### Written problem
Reproduce the lines below without changing anything.

(Element-and-box listings)
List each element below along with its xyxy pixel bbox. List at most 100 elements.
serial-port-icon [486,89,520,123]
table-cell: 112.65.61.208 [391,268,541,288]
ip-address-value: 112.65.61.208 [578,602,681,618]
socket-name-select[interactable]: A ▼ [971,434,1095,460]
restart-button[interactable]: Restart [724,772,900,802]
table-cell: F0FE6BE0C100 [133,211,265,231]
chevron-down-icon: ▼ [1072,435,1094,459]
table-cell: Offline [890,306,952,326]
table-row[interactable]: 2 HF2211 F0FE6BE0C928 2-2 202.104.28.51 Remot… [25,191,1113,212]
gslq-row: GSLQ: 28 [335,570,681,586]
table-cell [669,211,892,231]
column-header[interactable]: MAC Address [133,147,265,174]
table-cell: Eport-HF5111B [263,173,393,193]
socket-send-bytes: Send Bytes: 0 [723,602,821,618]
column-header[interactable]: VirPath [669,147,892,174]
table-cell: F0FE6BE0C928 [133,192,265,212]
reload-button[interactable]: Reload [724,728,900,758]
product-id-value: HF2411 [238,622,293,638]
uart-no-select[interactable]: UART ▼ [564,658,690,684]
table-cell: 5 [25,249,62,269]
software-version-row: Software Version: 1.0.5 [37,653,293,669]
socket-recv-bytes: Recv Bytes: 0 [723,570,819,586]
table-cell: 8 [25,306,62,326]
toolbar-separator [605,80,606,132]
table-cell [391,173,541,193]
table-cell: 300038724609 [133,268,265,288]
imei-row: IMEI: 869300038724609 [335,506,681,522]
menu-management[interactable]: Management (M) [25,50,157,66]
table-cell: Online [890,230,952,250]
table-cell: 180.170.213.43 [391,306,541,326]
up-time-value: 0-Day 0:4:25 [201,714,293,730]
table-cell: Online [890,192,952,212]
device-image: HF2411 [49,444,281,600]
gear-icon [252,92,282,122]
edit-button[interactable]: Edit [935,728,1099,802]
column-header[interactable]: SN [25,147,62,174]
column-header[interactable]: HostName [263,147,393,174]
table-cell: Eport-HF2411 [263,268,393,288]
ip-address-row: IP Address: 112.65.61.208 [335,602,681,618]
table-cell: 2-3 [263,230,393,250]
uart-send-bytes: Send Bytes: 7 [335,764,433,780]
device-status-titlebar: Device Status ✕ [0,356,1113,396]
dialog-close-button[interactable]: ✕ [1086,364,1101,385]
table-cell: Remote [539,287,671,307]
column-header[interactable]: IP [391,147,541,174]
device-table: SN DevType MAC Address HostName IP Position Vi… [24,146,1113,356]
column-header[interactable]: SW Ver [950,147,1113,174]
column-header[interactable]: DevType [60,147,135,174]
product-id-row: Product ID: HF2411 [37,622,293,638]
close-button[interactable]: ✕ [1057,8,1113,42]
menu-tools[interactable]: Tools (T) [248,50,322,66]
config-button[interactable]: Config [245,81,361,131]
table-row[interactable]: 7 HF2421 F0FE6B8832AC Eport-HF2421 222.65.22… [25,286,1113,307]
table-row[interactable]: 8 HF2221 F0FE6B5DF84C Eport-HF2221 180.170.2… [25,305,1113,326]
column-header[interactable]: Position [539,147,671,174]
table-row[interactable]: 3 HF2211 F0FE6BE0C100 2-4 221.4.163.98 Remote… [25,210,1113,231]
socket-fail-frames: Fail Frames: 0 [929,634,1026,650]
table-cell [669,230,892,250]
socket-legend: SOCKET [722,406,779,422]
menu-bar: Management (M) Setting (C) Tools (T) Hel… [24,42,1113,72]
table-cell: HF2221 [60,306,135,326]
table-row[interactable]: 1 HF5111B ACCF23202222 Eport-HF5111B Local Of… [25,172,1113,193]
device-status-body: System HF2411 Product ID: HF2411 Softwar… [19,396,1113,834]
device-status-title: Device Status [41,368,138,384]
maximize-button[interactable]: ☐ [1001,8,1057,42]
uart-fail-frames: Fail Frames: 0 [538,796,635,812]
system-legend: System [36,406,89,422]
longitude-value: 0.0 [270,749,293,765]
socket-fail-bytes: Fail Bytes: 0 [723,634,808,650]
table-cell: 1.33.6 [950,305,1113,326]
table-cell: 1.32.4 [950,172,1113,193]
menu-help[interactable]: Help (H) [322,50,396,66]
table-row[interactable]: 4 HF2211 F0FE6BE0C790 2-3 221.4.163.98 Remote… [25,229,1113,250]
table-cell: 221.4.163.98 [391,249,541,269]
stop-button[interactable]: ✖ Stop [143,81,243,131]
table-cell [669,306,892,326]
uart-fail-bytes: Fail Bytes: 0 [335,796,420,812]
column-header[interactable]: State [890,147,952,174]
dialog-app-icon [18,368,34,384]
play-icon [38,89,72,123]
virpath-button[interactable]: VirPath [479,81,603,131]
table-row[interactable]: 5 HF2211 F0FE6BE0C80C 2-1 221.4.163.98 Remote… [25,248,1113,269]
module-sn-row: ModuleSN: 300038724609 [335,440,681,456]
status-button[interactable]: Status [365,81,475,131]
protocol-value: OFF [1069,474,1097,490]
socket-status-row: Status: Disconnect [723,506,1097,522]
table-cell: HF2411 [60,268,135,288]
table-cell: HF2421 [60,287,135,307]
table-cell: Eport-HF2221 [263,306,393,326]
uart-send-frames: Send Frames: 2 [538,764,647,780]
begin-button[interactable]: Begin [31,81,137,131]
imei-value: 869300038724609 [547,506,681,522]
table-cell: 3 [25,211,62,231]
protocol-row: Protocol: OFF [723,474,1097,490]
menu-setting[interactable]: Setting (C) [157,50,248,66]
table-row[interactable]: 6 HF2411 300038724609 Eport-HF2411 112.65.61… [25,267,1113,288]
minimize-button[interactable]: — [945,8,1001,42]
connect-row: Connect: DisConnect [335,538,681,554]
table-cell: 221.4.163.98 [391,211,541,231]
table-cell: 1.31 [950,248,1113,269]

### Solved problem
List each element below along with its xyxy pixel bbox. List at most 100 elements.
serial-port-icon [486,89,520,123]
table-cell: 112.65.61.208 [391,268,541,288]
ip-address-value: 112.65.61.208 [578,602,681,618]
socket-name-select[interactable]: A ▼ [971,434,1095,460]
restart-button[interactable]: Restart [724,772,900,802]
table-cell: F0FE6BE0C100 [133,211,265,231]
chevron-down-icon: ▼ [1072,435,1094,459]
table-cell: Offline [890,306,952,326]
table-row[interactable]: 2 HF2211 F0FE6BE0C928 2-2 202.104.28.51 Remot… [25,191,1113,212]
gslq-row: GSLQ: 28 [335,570,681,586]
table-cell [669,211,892,231]
column-header[interactable]: MAC Address [133,147,265,174]
table-cell: Eport-HF5111B [263,173,393,193]
socket-send-bytes: Send Bytes: 0 [723,602,821,618]
column-header[interactable]: VirPath [669,147,892,174]
table-cell: F0FE6BE0C928 [133,192,265,212]
reload-button[interactable]: Reload [724,728,900,758]
product-id-value: HF2411 [238,622,293,638]
uart-no-select[interactable]: UART ▼ [564,658,690,684]
table-cell: 5 [25,249,62,269]
software-version-row: Software Version: 1.0.5 [37,653,293,669]
socket-recv-bytes: Recv Bytes: 0 [723,570,819,586]
table-cell: 8 [25,306,62,326]
toolbar-separator [605,80,606,132]
table-cell [391,173,541,193]
table-cell: 300038724609 [133,268,265,288]
imei-row: IMEI: 869300038724609 [335,506,681,522]
menu-management[interactable]: Management (M) [25,50,157,66]
table-cell: Online [890,230,952,250]
table-cell: 180.170.213.43 [391,306,541,326]
up-time-value: 0-Day 0:4:25 [201,714,293,730]
table-cell: Online [890,192,952,212]
device-image: HF2411 [49,444,281,600]
gear-icon [252,92,282,122]
edit-button[interactable]: Edit [935,728,1099,802]
column-header[interactable]: SN [25,147,62,174]
column-header[interactable]: HostName [263,147,393,174]
table-cell: Eport-HF2411 [263,268,393,288]
ip-address-row: IP Address: 112.65.61.208 [335,602,681,618]
table-cell: 2-3 [263,230,393,250]
uart-send-bytes: Send Bytes: 7 [335,764,433,780]
device-status-titlebar: Device Status ✕ [0,356,1113,396]
dialog-close-button[interactable]: ✕ [1086,364,1101,385]
table-cell: Remote [539,287,671,307]
column-header[interactable]: IP [391,147,541,174]
device-table: SN DevType MAC Address HostName IP Position Vi… [24,146,1113,356]
column-header[interactable]: SW Ver [950,147,1113,174]
column-header[interactable]: DevType [60,147,135,174]
product-id-row: Product ID: HF2411 [37,622,293,638]
close-button[interactable]: ✕ [1057,8,1113,42]
menu-tools[interactable]: Tools (T) [248,50,322,66]
config-button[interactable]: Config [245,81,361,131]
table-row[interactable]: 7 HF2421 F0FE6B8832AC Eport-HF2421 222.65.22… [25,286,1113,307]
table-row[interactable]: 8 HF2221 F0FE6B5DF84C Eport-HF2221 180.170.2… [25,305,1113,326]
column-header[interactable]: Position [539,147,671,174]
table-row[interactable]: 3 HF2211 F0FE6BE0C100 2-4 221.4.163.98 Remote… [25,210,1113,231]
socket-fail-frames: Fail Frames: 0 [929,634,1026,650]
table-cell [669,230,892,250]
socket-legend: SOCKET [722,406,779,422]
menu-bar: Management (M) Setting (C) Tools (T) Hel… [24,42,1113,72]
table-cell: HF2221 [60,306,135,326]
table-row[interactable]: 1 HF5111B ACCF23202222 Eport-HF5111B Local Of… [25,172,1113,193]
device-status-body: System HF2411 Product ID: HF2411 Softwar… [19,396,1113,834]
device-status-title: Device Status [41,368,138,384]
maximize-button[interactable]: ☐ [1001,8,1057,42]
uart-fail-frames: Fail Frames: 0 [538,796,635,812]
system-legend: System [36,406,89,422]
longitude-value: 0.0 [270,749,293,765]
socket-fail-bytes: Fail Bytes: 0 [723,634,808,650]
table-cell: 1.33.6 [950,305,1113,326]
table-cell: 1.32.4 [950,172,1113,193]
menu-help[interactable]: Help (H) [322,50,396,66]
table-row[interactable]: 4 HF2211 F0FE6BE0C790 2-3 221.4.163.98 Remote… [25,229,1113,250]
table-cell: 221.4.163.98 [391,249,541,269]
stop-button[interactable]: ✖ Stop [143,81,243,131]
table-cell [669,306,892,326]
uart-fail-bytes: Fail Bytes: 0 [335,796,420,812]
column-header[interactable]: State [890,147,952,174]
dialog-app-icon [18,368,34,384]
play-icon [38,89,72,123]
virpath-button[interactable]: VirPath [479,81,603,131]
table-row[interactable]: 5 HF2211 F0FE6BE0C80C 2-1 221.4.163.98 Remote… [25,248,1113,269]
module-sn-row: ModuleSN: 300038724609 [335,440,681,456]
status-button[interactable]: Status [365,81,475,131]
protocol-value: OFF [1069,474,1097,490]
socket-status-row: Status: Disconnect [723,506,1097,522]
table-cell: HF2411 [60,268,135,288]
table-cell: HF2421 [60,287,135,307]
table-cell: Eport-HF2221 [263,306,393,326]
uart-send-frames: Send Frames: 2 [538,764,647,780]
begin-button[interactable]: Begin [31,81,137,131]
imei-value: 869300038724609 [547,506,681,522]
table-cell: 3 [25,211,62,231]
protocol-row: Protocol: OFF [723,474,1097,490]
menu-setting[interactable]: Setting (C) [157,50,248,66]
table-row[interactable]: 6 HF2411 300038724609 Eport-HF2411 112.65.61… [25,267,1113,288]
minimize-button[interactable]: — [945,8,1001,42]
connect-row: Connect: DisConnect [335,538,681,554]
table-cell: 221.4.163.98 [391,211,541,231]
table-cell: 1.31 [950,248,1113,269]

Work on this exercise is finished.